→ **STATED TASK**: Find how many lines in the material contain "having"; your answer should be that number alone.

Extracted data entries
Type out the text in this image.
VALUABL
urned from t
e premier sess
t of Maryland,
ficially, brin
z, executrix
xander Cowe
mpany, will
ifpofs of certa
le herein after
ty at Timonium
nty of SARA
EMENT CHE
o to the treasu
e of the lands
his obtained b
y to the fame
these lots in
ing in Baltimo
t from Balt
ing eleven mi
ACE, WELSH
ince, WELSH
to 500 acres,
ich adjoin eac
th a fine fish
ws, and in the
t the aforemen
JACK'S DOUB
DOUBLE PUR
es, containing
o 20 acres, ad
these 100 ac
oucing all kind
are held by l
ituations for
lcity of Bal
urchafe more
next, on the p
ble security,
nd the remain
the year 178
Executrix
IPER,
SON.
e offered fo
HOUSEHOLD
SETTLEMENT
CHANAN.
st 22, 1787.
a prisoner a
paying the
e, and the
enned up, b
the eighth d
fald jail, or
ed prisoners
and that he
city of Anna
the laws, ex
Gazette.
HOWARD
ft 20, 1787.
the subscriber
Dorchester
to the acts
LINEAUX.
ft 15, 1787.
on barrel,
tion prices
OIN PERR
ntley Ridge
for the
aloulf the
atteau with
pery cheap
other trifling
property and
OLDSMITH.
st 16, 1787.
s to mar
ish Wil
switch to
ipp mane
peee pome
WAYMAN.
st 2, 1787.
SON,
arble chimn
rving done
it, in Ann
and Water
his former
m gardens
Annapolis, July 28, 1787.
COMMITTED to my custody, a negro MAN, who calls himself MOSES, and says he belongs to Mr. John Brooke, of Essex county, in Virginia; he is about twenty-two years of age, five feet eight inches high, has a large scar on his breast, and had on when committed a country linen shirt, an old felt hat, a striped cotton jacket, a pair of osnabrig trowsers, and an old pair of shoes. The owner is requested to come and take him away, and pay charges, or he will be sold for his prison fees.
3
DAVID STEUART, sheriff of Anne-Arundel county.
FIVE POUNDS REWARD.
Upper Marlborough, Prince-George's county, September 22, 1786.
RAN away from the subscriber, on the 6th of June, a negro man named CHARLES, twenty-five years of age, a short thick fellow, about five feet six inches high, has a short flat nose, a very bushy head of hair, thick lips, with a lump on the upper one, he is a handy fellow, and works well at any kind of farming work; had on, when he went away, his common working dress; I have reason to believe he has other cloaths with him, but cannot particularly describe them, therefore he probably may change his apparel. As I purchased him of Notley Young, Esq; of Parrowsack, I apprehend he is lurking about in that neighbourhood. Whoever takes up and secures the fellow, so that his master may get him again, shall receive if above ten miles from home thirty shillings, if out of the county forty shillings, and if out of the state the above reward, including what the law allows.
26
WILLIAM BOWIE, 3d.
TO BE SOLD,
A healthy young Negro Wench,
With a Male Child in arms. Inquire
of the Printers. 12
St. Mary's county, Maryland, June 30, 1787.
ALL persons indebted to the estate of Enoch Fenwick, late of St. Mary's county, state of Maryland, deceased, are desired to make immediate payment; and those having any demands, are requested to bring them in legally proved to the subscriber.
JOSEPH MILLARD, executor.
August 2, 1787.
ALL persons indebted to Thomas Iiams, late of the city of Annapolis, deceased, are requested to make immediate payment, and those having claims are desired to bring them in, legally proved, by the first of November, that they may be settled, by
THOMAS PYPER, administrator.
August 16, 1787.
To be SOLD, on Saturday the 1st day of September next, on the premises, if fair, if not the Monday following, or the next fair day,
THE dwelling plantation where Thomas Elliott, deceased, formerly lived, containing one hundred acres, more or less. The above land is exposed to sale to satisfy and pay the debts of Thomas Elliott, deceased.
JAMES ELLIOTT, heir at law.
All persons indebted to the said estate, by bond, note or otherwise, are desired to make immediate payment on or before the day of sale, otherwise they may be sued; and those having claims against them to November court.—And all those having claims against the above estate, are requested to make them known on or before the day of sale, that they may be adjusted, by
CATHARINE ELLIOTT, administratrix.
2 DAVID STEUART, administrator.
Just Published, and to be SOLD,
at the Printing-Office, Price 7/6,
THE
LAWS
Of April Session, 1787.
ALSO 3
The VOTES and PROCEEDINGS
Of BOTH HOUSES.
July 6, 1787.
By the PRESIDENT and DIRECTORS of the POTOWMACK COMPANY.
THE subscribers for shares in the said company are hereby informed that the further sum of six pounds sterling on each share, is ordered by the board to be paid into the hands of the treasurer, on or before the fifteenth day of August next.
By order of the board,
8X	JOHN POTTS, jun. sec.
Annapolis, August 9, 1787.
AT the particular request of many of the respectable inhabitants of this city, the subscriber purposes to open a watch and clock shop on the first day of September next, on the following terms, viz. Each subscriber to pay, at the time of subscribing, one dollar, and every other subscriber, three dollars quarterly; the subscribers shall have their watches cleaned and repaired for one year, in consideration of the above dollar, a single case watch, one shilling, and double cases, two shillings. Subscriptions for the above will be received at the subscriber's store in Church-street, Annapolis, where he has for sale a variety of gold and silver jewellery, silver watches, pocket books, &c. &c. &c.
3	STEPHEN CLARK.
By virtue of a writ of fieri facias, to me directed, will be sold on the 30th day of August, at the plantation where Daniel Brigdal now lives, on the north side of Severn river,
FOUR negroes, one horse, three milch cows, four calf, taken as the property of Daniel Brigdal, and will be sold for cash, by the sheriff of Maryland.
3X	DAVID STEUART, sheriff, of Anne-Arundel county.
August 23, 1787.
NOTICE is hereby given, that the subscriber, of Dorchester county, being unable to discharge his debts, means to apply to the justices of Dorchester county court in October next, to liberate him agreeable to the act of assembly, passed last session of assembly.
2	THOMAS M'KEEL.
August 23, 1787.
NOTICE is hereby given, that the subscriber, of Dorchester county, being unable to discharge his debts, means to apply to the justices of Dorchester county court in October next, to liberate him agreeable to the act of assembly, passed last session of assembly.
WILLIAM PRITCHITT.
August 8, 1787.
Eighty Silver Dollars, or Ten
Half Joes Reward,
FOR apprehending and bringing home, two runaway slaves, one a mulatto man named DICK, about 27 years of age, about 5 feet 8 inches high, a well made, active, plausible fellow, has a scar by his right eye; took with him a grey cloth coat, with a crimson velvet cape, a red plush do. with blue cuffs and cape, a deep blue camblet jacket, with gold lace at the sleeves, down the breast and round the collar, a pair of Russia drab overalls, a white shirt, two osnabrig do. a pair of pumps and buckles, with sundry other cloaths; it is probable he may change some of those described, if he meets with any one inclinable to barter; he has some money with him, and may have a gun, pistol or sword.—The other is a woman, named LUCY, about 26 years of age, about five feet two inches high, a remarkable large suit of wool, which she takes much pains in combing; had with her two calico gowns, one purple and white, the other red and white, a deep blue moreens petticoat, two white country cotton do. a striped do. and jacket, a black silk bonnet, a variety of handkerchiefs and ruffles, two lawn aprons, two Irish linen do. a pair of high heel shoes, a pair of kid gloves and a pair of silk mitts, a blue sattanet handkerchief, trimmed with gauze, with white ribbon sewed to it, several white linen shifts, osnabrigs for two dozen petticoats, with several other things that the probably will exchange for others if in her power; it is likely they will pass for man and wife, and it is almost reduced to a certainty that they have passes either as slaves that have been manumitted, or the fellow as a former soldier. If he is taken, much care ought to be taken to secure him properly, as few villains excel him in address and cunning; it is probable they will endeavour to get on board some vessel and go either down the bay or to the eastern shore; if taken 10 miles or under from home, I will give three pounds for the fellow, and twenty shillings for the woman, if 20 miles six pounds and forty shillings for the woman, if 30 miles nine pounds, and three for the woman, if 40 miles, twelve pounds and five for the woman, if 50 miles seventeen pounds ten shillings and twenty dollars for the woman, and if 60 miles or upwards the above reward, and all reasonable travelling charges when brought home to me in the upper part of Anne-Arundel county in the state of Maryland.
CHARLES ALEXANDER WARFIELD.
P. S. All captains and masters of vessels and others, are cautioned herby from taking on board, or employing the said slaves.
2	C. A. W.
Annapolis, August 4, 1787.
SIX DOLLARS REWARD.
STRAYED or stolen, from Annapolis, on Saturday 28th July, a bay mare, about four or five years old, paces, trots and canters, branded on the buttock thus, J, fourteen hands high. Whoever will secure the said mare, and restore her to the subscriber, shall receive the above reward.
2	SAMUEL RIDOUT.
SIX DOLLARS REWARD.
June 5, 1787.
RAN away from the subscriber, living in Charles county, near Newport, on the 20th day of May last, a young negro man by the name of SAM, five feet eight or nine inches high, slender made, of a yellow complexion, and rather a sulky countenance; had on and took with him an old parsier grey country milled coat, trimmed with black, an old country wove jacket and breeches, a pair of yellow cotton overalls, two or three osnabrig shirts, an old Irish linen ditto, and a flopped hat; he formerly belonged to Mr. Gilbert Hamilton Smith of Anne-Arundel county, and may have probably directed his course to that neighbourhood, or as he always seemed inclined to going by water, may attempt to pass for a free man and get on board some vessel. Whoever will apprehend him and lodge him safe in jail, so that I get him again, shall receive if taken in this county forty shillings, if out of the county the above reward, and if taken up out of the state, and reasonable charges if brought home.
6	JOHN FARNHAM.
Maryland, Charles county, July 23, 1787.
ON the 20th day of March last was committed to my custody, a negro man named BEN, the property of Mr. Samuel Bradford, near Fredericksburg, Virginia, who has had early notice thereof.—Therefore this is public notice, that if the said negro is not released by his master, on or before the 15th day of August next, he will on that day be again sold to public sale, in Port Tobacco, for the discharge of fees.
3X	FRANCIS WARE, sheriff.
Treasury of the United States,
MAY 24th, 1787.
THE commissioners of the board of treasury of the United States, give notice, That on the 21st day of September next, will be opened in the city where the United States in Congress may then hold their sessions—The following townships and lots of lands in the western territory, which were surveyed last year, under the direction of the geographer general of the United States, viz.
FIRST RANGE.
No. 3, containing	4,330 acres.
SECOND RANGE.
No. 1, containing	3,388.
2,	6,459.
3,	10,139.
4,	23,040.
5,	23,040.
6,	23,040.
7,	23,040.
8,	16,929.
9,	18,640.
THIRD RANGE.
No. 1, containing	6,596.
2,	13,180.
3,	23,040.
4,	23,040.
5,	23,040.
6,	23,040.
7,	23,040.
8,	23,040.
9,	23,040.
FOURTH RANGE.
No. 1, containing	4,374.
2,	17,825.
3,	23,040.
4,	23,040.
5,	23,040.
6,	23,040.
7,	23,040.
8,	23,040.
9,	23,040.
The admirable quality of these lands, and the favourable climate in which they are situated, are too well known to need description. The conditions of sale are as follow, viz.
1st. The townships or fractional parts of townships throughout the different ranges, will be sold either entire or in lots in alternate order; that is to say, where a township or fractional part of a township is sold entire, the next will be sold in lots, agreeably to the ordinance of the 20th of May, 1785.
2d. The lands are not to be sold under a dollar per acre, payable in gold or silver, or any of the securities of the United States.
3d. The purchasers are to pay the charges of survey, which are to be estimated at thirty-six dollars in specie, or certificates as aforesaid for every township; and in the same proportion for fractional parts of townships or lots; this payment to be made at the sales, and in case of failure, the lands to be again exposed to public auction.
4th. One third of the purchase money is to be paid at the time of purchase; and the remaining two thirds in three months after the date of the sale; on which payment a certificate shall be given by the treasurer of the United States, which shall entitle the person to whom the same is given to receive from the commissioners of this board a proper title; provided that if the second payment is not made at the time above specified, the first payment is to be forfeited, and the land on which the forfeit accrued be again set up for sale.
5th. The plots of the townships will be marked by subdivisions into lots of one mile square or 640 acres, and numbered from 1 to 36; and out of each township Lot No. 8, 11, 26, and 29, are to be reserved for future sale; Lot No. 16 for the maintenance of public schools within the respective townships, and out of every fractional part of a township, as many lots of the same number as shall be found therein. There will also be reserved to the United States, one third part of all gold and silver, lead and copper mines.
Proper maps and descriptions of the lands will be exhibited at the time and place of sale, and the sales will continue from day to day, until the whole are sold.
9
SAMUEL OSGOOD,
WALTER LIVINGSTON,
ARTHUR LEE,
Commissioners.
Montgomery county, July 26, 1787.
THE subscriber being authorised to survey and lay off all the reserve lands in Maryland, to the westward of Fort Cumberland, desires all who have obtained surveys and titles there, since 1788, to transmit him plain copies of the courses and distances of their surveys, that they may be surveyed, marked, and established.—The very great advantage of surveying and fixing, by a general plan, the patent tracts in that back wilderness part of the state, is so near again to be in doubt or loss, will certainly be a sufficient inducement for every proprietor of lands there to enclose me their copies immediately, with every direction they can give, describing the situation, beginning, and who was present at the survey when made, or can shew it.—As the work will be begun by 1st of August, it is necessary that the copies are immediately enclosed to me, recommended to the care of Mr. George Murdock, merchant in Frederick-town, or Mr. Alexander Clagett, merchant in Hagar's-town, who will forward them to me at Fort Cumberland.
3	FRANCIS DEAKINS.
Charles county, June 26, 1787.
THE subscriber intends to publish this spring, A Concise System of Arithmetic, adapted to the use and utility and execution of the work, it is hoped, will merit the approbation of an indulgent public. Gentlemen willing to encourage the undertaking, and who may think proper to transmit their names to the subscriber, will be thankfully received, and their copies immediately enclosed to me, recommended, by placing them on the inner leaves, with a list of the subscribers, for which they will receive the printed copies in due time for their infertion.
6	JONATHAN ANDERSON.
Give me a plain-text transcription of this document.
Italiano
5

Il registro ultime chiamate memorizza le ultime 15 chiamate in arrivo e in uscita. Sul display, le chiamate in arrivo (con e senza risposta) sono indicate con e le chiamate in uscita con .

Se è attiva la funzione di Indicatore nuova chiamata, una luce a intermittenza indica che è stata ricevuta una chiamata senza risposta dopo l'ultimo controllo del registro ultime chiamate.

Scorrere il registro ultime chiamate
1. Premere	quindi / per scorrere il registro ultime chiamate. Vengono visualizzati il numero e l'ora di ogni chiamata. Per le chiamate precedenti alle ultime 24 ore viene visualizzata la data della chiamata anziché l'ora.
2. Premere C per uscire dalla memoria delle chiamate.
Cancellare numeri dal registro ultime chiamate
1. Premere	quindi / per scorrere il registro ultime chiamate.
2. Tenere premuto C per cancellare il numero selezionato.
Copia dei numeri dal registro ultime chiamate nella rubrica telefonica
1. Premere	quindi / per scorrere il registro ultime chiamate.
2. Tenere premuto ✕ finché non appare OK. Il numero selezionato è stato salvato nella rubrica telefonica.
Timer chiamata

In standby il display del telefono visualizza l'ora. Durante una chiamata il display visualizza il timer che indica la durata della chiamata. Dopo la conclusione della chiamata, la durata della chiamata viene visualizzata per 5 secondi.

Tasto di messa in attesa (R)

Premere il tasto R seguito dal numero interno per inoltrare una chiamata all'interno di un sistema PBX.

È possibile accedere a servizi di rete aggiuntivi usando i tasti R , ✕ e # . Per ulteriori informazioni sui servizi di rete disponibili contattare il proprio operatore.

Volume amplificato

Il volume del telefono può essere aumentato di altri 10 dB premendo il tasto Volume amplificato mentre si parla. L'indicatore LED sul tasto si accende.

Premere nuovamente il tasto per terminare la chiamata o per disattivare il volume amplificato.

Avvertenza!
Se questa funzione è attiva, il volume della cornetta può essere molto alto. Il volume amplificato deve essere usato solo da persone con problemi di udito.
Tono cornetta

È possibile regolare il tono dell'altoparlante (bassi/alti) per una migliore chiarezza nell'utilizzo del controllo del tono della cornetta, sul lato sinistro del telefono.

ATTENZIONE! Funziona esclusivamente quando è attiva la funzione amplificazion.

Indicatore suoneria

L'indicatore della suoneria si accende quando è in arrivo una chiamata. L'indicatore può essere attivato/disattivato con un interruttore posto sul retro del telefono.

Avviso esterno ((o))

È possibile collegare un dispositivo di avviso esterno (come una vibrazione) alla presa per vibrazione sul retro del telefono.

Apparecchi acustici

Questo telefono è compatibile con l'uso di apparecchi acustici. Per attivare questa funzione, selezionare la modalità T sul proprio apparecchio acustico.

→ **RIGHT ANSWER**: 3